## start PROVIDED RECORDS

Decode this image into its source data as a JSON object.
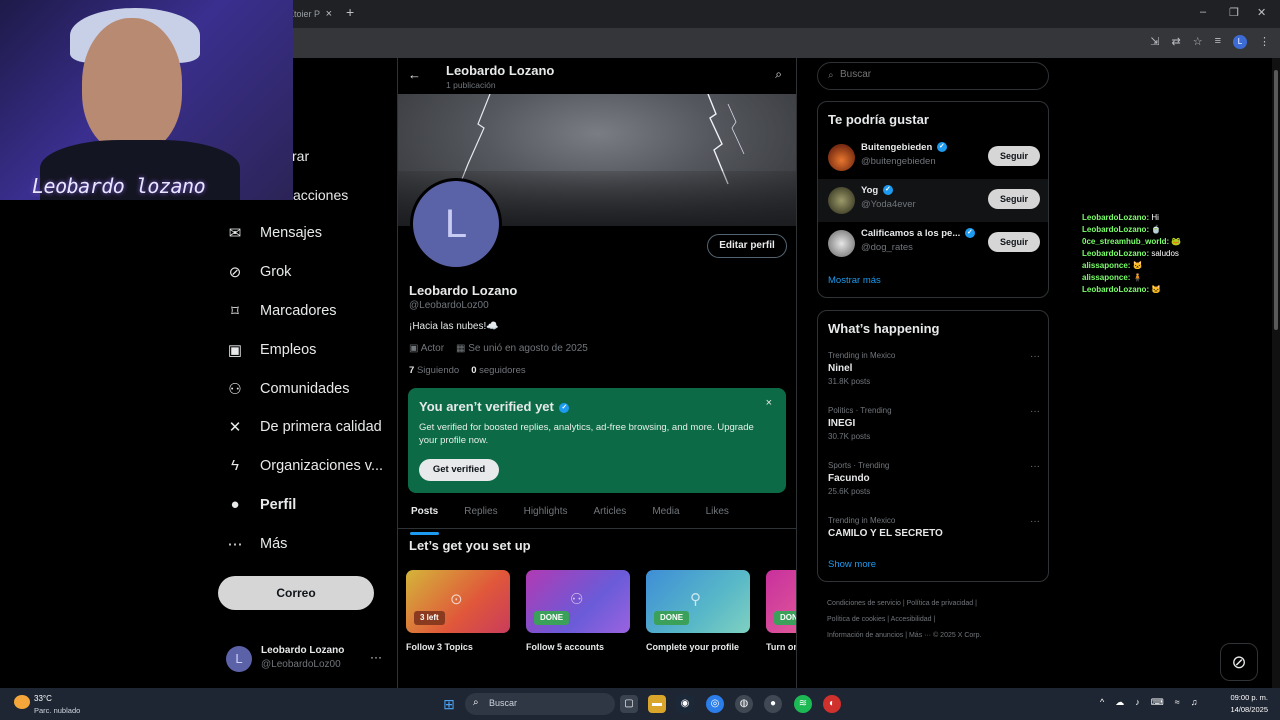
{
  "browser": {
    "tab_title": "Xtoier P",
    "tab_close": "×",
    "new_tab": "+",
    "window_controls": [
      "–",
      "❐",
      "✕"
    ],
    "profile_initial": "L"
  },
  "webcam": {
    "overlay_name": "Leobardo lozano"
  },
  "nav": {
    "partial_items": [
      "rar",
      "cacciones"
    ],
    "items": [
      {
        "label": "Mensajes",
        "icon": "mail-icon",
        "glyph": "✉"
      },
      {
        "label": "Grok",
        "icon": "grok-icon",
        "glyph": "⊘"
      },
      {
        "label": "Marcadores",
        "icon": "bookmark-icon",
        "glyph": "⌑"
      },
      {
        "label": "Empleos",
        "icon": "briefcase-icon",
        "glyph": "▣"
      },
      {
        "label": "Comunidades",
        "icon": "people-icon",
        "glyph": "⚇"
      },
      {
        "label": "De primera calidad",
        "icon": "x-logo-icon",
        "glyph": "✕"
      },
      {
        "label": "Organizaciones v...",
        "icon": "lightning-icon",
        "glyph": "ϟ"
      },
      {
        "label": "Perfil",
        "icon": "person-icon",
        "glyph": "●"
      },
      {
        "label": "Más",
        "icon": "more-circle-icon",
        "glyph": "⋯"
      }
    ],
    "post_button": "Correo",
    "account": {
      "initial": "L",
      "name": "Leobardo Lozano",
      "handle": "@LeobardoLoz00",
      "more": "···"
    }
  },
  "header": {
    "back": "←",
    "title": "Leobardo Lozano",
    "subtitle": "1 publicación",
    "search": "⌕"
  },
  "profile": {
    "avatar_initial": "L",
    "edit_button": "Editar perfil",
    "name": "Leobardo Lozano",
    "handle": "@LeobardoLoz00",
    "bio": "¡Hacia las nubes!☁️",
    "category": "Actor",
    "joined": "Se unió en agosto de 2025",
    "following_count": "7",
    "following_label": "Siguiendo",
    "followers_count": "0",
    "followers_label": "seguidores"
  },
  "verify": {
    "title": "You aren’t verified yet",
    "description": "Get verified for boosted replies, analytics, ad-free browsing, and more. Upgrade your profile now.",
    "button": "Get verified",
    "close": "×"
  },
  "tabs": [
    "Posts",
    "Replies",
    "Highlights",
    "Articles",
    "Media",
    "Likes"
  ],
  "setup": {
    "title": "Let’s get you set up",
    "cards": [
      {
        "label": "Follow 3 Topics",
        "badge": "3 left"
      },
      {
        "label": "Follow 5 accounts",
        "badge": "DONE"
      },
      {
        "label": "Complete your profile",
        "badge": "DONE"
      },
      {
        "label": "Turn on",
        "badge": "DON"
      }
    ]
  },
  "search": {
    "placeholder": "Buscar"
  },
  "suggestions": {
    "title": "Te podría gustar",
    "items": [
      {
        "name": "Buitengebieden",
        "handle": "@buitengebieden",
        "button": "Seguir"
      },
      {
        "name": "Yog",
        "handle": "@Yoda4ever",
        "button": "Seguir"
      },
      {
        "name": "Calificamos a los pe...",
        "handle": "@dog_rates",
        "button": "Seguir"
      }
    ],
    "more": "Mostrar más"
  },
  "happening": {
    "title": "What’s happening",
    "trends": [
      {
        "context": "Trending in Mexico",
        "topic": "Ninel",
        "count": "31.8K posts"
      },
      {
        "context": "Politics · Trending",
        "topic": "INEGI",
        "count": "30.7K posts"
      },
      {
        "context": "Sports · Trending",
        "topic": "Facundo",
        "count": "25.6K posts"
      },
      {
        "context": "Trending in Mexico",
        "topic": "CAMILO Y EL SECRETO",
        "count": ""
      }
    ],
    "more": "Show more"
  },
  "footer": {
    "line1": "Condiciones de servicio  |  Política de privacidad  |",
    "line2": "Política de cookies  |  Accesibilidad  |",
    "line3": "Información de anuncios  |  Más ···  © 2025 X Corp."
  },
  "chat": [
    {
      "user": "LeobardoLozano:",
      "msg": "Hi"
    },
    {
      "user": "LeobardoLozano:",
      "msg": "🍵"
    },
    {
      "user": "0ce_streamhub_world:",
      "msg": "🐸"
    },
    {
      "user": "LeobardoLozano:",
      "msg": "saludos"
    },
    {
      "user": "alissaponce:",
      "msg": "🐱"
    },
    {
      "user": "alissaponce:",
      "msg": "🧍"
    },
    {
      "user": "LeobardoLozano:",
      "msg": "🐱"
    }
  ],
  "taskbar": {
    "temperature": "33°C",
    "weather": "Parc. nublado",
    "search": "Buscar",
    "time": "09:00 p. m.",
    "date": "14/08/2025"
  }
}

## end PROVIDED RECORDS

_WRITTEN TASK_
From the listing above, copy all lines holding the word "context".

_WRITTEN RESPONSE_
        "context": "Trending in Mexico",
        "context": "Politics · Trending",
        "context": "Sports · Trending",
        "context": "Trending in Mexico",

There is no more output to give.